## Problem details
Go through the data below. List every line that holds the word "change".

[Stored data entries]

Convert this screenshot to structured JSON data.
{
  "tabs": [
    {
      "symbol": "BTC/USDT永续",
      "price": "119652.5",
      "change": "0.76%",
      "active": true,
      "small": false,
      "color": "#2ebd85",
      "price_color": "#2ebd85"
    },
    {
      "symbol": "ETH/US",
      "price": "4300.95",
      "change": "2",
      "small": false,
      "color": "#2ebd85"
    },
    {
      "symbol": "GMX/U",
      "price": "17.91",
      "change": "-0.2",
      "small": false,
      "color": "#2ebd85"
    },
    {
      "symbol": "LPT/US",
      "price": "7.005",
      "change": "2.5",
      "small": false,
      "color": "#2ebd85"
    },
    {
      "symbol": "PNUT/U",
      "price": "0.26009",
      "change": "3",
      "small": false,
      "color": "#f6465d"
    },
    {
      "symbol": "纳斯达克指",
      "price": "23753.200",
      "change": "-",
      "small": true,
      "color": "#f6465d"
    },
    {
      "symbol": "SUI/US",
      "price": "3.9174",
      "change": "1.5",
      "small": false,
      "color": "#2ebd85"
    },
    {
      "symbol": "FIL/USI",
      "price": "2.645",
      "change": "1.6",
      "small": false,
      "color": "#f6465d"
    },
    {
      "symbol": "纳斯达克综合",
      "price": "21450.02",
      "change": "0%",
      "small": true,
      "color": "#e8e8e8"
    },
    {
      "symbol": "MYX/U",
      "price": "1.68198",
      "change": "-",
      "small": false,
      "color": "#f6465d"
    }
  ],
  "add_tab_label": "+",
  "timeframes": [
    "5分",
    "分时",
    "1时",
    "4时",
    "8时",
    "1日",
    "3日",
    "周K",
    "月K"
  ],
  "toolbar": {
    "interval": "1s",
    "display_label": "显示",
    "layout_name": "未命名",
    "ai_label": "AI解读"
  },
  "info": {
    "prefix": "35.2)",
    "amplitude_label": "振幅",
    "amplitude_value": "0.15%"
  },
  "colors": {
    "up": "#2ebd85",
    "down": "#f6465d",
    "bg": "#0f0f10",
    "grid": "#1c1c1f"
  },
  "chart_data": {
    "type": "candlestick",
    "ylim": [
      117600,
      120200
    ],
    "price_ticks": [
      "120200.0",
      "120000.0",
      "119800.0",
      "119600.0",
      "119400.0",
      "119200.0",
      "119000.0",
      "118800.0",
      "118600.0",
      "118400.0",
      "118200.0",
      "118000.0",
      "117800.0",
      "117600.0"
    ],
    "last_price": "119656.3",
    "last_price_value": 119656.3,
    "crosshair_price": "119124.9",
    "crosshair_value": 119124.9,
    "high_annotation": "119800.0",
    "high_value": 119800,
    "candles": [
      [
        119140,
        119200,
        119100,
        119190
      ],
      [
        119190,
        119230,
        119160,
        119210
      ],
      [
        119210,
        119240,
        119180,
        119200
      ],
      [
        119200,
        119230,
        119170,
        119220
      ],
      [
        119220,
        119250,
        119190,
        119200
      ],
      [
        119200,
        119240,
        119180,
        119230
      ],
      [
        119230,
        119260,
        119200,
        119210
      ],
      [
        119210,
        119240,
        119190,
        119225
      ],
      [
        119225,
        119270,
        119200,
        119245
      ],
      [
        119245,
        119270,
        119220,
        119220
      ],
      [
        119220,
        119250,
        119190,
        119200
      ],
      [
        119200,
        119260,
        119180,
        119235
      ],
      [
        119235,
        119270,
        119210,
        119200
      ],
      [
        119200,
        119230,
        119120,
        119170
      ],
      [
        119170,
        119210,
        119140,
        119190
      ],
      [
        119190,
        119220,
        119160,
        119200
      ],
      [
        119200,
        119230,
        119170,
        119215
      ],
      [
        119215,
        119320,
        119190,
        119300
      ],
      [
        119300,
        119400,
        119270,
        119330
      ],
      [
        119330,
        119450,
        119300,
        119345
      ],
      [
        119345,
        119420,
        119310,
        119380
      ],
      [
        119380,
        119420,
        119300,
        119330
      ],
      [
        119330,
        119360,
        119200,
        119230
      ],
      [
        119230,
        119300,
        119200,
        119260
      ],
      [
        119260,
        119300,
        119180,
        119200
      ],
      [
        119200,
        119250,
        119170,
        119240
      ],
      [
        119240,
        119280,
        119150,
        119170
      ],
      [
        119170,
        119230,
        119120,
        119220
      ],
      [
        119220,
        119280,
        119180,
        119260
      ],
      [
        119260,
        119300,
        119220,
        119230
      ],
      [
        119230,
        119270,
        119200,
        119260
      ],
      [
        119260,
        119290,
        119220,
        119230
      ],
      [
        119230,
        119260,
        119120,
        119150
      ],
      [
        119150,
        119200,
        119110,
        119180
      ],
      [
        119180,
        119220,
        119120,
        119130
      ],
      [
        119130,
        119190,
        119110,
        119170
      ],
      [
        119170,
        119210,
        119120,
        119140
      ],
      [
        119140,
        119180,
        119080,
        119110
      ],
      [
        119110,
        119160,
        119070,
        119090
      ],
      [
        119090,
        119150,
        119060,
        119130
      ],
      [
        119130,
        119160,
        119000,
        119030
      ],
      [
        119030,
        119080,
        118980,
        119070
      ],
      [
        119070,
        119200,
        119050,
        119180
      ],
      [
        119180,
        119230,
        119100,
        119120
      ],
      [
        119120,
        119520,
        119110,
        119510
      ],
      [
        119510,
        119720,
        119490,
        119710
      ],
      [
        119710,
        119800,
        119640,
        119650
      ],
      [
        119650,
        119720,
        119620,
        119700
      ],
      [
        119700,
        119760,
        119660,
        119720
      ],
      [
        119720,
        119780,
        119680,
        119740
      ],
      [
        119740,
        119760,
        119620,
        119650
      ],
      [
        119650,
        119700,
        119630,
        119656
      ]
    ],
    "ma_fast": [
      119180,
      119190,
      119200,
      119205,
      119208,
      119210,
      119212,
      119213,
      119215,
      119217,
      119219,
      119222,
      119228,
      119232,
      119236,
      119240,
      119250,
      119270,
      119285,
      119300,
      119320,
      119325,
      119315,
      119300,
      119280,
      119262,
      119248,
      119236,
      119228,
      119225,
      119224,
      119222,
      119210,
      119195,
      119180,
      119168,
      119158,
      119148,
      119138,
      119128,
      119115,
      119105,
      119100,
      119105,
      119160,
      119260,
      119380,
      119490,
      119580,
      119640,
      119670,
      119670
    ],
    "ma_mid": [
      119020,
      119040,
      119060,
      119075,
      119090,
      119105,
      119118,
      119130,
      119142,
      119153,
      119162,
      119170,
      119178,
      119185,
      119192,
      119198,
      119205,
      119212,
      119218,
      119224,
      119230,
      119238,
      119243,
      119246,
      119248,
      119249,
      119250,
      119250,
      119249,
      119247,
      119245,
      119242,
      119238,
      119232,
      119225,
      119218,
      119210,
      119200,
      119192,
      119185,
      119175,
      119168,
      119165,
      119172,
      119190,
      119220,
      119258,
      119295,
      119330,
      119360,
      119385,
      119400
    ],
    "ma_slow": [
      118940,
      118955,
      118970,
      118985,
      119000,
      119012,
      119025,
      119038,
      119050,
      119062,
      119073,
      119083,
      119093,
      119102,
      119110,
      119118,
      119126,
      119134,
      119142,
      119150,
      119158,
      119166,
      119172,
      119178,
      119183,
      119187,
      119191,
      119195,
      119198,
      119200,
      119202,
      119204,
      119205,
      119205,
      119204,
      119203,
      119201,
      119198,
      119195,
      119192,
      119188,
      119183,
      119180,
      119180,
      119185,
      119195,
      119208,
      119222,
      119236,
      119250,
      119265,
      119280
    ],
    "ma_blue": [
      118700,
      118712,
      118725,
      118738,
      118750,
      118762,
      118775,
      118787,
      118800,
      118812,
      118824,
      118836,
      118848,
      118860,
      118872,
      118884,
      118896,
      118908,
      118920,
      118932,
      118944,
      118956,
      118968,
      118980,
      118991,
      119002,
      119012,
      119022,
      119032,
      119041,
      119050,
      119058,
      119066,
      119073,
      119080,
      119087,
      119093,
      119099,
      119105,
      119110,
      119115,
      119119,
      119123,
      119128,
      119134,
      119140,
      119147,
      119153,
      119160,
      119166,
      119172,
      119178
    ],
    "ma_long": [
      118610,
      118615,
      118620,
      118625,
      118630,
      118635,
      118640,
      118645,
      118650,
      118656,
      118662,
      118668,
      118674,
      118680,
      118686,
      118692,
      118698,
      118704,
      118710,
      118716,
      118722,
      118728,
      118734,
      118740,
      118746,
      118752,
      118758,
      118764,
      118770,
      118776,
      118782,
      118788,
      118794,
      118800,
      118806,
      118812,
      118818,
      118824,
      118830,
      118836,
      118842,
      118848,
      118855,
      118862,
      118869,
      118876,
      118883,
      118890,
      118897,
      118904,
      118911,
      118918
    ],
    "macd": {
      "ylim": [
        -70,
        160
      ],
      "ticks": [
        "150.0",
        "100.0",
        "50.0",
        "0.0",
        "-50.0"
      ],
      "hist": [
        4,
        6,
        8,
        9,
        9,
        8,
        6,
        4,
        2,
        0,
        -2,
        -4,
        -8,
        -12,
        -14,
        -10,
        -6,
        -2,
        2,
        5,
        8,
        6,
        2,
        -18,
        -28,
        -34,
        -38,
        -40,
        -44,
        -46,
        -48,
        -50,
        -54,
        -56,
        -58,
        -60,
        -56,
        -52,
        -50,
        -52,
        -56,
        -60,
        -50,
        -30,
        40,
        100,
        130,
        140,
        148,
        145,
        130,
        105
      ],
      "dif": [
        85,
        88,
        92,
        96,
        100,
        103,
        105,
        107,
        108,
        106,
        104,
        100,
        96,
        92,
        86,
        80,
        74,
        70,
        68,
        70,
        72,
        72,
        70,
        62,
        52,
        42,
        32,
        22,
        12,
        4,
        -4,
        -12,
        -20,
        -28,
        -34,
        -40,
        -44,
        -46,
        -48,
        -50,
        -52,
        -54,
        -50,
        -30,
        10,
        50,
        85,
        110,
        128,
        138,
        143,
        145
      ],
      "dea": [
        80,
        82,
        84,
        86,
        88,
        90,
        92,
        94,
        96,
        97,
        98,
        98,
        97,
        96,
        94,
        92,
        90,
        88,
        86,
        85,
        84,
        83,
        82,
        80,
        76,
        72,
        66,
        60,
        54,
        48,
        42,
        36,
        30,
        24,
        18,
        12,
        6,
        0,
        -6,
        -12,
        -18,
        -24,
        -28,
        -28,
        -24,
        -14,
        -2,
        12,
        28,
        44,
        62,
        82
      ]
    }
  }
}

## The result
      "change": "0.76%",
      "change": "2",
      "change": "-0.2",
      "change": "2.5",
      "change": "3",
      "change": "-",
      "change": "1.5",
      "change": "1.6",
      "change": "0%",
      "change": "-",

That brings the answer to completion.